Every line containing the word "заявок" needs to be found and copied.
━━━ Information supplied
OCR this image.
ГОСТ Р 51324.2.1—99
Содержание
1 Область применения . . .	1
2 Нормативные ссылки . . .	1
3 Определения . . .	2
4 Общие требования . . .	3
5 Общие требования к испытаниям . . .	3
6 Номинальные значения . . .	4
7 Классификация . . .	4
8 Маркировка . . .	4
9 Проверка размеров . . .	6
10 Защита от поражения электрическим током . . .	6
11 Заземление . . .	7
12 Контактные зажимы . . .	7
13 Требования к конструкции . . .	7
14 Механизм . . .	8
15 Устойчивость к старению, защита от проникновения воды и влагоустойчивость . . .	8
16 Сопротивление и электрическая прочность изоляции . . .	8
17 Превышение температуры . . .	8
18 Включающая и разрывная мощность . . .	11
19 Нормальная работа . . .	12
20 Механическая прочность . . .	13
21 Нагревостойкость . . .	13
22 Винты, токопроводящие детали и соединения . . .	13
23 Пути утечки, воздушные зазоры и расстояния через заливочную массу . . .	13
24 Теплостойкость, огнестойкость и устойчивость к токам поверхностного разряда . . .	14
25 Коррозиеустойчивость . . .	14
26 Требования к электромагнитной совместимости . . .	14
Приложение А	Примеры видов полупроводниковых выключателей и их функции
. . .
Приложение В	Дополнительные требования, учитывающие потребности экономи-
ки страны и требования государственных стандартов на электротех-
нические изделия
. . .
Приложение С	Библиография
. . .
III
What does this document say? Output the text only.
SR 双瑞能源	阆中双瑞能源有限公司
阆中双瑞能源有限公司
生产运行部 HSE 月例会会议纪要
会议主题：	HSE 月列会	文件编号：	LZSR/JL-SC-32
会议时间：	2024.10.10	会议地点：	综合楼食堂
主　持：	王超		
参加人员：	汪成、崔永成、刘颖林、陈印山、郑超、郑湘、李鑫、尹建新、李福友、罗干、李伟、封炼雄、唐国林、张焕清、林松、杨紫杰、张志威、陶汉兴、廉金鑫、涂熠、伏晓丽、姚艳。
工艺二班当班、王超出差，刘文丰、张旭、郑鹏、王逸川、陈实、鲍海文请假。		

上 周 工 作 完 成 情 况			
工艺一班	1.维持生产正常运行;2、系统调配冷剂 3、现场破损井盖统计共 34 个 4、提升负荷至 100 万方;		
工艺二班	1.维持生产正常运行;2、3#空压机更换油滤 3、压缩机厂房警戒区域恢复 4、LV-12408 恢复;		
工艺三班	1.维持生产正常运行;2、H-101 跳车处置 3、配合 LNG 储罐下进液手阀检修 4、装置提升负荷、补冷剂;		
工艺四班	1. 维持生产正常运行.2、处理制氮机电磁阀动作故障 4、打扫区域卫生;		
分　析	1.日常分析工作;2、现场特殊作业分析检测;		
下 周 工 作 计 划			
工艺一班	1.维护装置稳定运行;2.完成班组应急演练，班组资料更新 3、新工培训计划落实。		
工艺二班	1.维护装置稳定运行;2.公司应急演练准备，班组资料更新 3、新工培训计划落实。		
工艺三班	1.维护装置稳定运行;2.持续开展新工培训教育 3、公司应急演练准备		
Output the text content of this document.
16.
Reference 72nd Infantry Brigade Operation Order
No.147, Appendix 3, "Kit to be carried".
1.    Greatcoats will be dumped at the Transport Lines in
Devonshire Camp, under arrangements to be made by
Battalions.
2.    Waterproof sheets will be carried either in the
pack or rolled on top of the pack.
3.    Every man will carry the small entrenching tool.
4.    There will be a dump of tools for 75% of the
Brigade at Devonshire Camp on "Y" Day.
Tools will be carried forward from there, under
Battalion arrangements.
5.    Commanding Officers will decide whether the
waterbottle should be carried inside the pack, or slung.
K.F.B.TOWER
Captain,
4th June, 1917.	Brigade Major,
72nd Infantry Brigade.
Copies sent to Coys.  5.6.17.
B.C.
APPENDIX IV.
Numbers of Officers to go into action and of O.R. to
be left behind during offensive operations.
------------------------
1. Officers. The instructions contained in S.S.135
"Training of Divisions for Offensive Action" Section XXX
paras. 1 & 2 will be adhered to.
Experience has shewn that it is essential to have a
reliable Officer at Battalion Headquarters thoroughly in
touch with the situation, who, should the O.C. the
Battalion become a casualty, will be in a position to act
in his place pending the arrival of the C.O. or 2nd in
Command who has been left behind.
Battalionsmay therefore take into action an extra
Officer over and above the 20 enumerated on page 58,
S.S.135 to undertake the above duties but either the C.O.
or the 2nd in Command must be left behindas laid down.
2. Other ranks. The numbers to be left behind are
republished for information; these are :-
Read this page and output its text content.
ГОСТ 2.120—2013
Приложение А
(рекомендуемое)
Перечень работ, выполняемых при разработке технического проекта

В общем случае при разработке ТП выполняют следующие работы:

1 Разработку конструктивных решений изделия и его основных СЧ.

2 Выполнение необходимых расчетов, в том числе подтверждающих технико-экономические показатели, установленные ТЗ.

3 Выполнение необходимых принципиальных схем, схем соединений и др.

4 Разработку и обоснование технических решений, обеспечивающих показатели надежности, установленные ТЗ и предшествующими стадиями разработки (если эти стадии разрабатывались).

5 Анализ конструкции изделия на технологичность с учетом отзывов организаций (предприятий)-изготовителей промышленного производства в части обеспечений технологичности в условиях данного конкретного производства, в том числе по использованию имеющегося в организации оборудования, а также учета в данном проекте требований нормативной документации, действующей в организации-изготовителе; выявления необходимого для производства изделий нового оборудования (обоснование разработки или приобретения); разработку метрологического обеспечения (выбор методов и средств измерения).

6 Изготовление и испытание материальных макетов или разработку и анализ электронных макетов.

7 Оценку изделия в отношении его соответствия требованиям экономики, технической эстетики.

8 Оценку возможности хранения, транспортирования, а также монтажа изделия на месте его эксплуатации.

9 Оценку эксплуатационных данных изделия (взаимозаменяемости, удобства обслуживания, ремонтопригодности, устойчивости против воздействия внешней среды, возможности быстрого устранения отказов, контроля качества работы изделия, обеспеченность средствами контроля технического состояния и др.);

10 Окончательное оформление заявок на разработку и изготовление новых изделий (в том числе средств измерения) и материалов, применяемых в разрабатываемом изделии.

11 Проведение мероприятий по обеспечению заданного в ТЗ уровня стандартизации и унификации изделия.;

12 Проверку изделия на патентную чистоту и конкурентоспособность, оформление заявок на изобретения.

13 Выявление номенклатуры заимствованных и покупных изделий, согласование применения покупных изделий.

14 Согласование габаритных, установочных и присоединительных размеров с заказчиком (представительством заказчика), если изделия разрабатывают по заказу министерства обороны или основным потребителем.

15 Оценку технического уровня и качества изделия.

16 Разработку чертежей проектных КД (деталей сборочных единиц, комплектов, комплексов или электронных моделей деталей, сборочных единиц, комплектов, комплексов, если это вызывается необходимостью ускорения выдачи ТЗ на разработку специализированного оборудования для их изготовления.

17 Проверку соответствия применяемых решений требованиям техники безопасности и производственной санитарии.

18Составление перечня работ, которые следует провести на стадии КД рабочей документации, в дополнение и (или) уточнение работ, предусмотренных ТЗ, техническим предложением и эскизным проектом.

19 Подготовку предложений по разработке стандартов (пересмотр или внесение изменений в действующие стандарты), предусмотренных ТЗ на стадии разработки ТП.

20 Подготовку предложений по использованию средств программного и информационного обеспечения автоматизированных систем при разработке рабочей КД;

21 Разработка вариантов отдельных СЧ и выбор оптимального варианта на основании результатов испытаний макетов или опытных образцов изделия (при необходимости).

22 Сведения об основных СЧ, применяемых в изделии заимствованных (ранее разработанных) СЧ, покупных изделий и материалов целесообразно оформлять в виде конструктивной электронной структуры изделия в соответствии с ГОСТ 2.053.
━━━━━━
Solved exercise
10 Окончательное оформление заявок на разработку и изготовление новых изделий (в том числе средств измерения) и материалов, применяемых в разрабатываемом изделии.
12 Проверку изделия на патентную чистоту и конкурентоспособность, оформление заявок на изобретения.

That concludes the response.